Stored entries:
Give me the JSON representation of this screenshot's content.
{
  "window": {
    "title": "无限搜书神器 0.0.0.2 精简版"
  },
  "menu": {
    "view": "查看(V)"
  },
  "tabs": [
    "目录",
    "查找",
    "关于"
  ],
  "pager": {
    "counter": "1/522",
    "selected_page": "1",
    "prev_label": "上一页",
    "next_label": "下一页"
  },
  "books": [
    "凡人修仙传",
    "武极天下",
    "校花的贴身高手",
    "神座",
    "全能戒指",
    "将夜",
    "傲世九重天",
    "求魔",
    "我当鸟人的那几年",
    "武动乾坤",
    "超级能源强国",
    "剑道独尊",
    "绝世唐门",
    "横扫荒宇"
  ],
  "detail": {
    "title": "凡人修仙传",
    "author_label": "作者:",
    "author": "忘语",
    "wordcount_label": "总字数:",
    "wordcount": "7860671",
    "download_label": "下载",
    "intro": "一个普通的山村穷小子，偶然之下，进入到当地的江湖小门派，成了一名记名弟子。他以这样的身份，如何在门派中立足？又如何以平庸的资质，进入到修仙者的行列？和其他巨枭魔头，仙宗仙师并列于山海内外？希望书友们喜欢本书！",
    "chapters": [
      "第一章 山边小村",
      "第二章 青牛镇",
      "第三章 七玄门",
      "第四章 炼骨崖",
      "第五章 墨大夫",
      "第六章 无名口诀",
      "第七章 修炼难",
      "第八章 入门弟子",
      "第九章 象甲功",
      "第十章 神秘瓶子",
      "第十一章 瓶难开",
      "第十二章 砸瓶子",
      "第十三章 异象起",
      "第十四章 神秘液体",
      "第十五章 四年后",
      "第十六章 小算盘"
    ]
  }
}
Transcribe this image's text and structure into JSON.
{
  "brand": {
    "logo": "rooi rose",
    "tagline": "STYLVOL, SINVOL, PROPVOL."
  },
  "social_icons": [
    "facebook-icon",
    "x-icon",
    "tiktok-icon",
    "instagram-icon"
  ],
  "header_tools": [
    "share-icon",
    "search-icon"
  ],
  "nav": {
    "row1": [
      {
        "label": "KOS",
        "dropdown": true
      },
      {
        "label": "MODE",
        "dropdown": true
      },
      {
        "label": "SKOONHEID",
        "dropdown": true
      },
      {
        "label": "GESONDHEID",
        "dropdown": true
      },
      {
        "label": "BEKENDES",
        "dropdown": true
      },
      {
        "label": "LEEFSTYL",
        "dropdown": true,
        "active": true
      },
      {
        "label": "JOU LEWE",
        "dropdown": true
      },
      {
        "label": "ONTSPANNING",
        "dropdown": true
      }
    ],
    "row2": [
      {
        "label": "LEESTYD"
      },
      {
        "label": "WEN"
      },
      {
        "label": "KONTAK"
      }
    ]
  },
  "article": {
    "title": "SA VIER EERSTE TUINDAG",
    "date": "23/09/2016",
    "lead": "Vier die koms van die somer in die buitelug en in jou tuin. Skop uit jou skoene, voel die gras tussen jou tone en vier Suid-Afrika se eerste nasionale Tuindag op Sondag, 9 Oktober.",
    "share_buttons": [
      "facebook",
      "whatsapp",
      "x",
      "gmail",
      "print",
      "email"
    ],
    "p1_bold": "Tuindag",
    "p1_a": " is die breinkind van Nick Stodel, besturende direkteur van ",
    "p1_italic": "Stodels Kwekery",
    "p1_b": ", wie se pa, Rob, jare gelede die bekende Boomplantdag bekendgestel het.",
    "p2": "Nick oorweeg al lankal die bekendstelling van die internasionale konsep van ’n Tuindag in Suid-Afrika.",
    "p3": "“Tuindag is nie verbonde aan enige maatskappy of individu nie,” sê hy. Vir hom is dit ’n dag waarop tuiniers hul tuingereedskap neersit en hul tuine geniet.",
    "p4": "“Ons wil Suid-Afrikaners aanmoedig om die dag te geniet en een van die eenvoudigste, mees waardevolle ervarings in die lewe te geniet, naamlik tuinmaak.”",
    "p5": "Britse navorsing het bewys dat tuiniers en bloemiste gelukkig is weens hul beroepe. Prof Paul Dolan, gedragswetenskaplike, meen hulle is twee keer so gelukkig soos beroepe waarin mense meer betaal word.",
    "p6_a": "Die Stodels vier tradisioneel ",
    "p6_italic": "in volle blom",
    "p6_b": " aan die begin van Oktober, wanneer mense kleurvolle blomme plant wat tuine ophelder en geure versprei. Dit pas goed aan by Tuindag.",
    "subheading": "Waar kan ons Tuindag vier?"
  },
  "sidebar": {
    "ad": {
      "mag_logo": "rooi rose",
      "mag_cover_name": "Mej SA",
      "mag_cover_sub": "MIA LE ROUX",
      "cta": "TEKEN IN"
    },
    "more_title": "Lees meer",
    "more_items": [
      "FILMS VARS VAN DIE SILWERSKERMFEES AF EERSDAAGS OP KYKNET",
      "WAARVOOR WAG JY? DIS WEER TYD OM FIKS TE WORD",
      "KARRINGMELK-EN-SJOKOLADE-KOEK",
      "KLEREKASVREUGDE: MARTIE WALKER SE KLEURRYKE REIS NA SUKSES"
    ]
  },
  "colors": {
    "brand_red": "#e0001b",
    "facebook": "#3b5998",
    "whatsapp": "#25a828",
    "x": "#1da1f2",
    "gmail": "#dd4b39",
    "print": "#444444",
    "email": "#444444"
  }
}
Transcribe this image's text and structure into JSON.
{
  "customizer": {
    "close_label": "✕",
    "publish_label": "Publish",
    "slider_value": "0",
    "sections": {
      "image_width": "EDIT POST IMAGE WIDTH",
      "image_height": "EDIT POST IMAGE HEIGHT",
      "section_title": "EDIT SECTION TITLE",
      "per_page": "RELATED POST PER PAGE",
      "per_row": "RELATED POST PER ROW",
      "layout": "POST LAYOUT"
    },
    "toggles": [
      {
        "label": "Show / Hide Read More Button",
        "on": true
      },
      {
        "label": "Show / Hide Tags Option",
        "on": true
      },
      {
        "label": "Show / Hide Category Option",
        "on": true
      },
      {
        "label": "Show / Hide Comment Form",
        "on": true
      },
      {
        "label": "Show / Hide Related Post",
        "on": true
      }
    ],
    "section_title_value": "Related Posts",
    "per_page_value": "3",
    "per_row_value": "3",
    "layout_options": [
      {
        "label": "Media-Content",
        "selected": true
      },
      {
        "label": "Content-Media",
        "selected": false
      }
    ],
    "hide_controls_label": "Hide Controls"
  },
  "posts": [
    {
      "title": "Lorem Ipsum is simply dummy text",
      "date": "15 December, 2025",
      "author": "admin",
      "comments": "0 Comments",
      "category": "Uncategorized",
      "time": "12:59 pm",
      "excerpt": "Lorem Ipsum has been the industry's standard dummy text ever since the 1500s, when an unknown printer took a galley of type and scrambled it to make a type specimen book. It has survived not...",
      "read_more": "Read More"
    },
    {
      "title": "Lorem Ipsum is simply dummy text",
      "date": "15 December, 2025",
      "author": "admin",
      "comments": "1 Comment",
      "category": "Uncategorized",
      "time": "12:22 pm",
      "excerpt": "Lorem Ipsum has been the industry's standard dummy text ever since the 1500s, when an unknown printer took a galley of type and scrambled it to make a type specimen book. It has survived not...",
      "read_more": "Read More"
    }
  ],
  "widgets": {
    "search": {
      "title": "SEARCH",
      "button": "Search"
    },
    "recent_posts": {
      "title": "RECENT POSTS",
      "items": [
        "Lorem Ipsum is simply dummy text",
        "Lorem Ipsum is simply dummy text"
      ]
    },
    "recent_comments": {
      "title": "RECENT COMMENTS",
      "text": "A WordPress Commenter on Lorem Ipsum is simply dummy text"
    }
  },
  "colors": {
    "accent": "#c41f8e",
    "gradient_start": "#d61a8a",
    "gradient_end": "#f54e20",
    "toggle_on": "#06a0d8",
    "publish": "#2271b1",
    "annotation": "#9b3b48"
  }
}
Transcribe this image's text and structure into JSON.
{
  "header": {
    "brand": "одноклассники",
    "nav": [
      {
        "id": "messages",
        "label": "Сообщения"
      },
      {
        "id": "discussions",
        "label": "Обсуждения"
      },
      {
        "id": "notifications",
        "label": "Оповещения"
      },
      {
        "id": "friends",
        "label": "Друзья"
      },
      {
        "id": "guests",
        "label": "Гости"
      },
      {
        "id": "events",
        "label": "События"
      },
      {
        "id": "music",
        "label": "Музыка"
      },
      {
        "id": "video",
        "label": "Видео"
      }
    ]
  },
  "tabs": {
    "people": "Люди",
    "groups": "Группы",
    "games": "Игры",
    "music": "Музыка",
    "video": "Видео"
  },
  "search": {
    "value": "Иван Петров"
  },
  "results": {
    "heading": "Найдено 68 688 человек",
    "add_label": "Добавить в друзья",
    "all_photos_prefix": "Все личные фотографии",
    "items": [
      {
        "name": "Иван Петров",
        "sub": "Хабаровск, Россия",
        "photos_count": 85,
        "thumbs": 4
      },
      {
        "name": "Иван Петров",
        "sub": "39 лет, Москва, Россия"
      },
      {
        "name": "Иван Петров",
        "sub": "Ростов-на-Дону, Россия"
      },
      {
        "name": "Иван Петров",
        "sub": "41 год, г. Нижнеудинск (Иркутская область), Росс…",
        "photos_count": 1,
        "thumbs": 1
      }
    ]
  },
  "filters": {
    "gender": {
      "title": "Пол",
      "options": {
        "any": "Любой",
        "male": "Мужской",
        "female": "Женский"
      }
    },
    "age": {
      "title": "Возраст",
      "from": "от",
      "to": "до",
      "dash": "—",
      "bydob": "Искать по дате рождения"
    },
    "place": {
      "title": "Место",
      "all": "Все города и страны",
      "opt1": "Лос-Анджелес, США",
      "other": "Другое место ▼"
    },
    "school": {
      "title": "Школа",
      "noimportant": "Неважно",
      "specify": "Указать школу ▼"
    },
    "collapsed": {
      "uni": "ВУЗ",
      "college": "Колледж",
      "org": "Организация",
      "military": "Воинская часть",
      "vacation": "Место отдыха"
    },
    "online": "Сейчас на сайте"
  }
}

*Task objective:* Find the word "geniet" and list each line it appears in.

*Exercise answer:*
    "p3": "“Tuindag is nie verbonde aan enige maatskappy of individu nie,” sê hy. Vir hom is dit ’n dag waarop tuiniers hul tuingereedskap neersit en hul tuine geniet.",
    "p4": "“Ons wil Suid-Afrikaners aanmoedig om die dag te geniet en een van die eenvoudigste, mees waardevolle ervarings in die lewe te geniet, naamlik tuinmaak.”",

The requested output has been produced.